[Work to do] Set down each record below precisely, skipping the pictures.

[Collection entries]
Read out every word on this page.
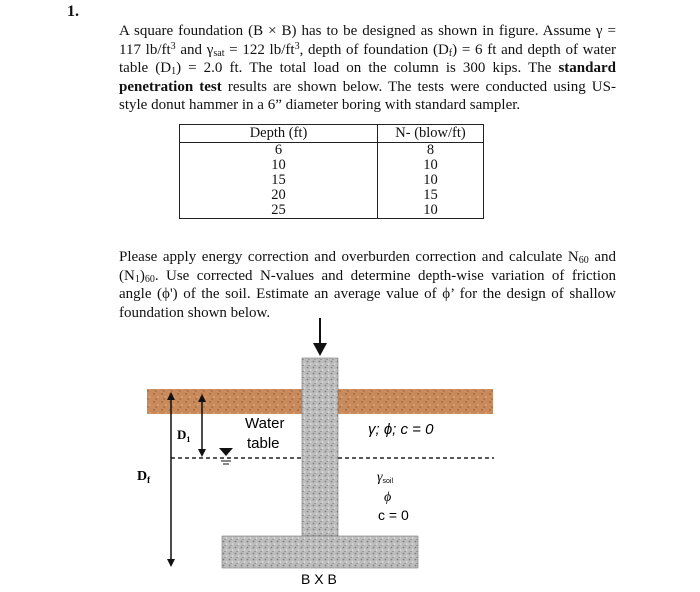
1.

A square foundation (B × B) has to be designed as shown in figure. Assume γ = 117 $lb/ft^3$ and $\gamma_{sat} = 122$ $lb/ft^3$, depth of foundation $(D_f) = 6$ ft and depth of water table $(D_1) = 2.0$ ft. The total load on the column is 300 kips. The standard penetration test results are shown below. The tests were conducted using US- style donut hammer in a 6” diameter boring with standard sampler.

Depth (ft)	N- (blow/ft)
6	8
10	10
15	10
20	15
25	10

Please apply energy correction and overburden correction and calculate $N_{60}$ and $(N_1)_{60}$. Use corrected N-values and determine depth-wise variation of friction angle (ϕ') of the soil. Estimate an average value of ϕ’ for the design of shallow foundation shown below.

Water
table
$D_1$
$D_f$
γ; ϕ; c = 0
γsoil
ϕ
c = 0
B X B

[Exercise solution]
Read out every word on this page.
1.

A square foundation (B × B) has to be designed as shown in figure. Assume γ = 117 $lb/ft^3$ and $\gamma_{sat} = 122$ $lb/ft^3$, depth of foundation $(D_f) = 6$ ft and depth of water table $(D_1) = 2.0$ ft. The total load on the column is 300 kips. The standard penetration test results are shown below. The tests were conducted using US- style donut hammer in a 6” diameter boring with standard sampler.

Depth (ft)	N- (blow/ft)
6	8
10	10
15	10
20	15
25	10

Please apply energy correction and overburden correction and calculate $N_{60}$ and $(N_1)_{60}$. Use corrected N-values and determine depth-wise variation of friction angle (ϕ') of the soil. Estimate an average value of ϕ’ for the design of shallow foundation shown below.

Water
table
$D_1$
$D_f$
γ; ϕ; c = 0
γsoil
ϕ
c = 0
B X B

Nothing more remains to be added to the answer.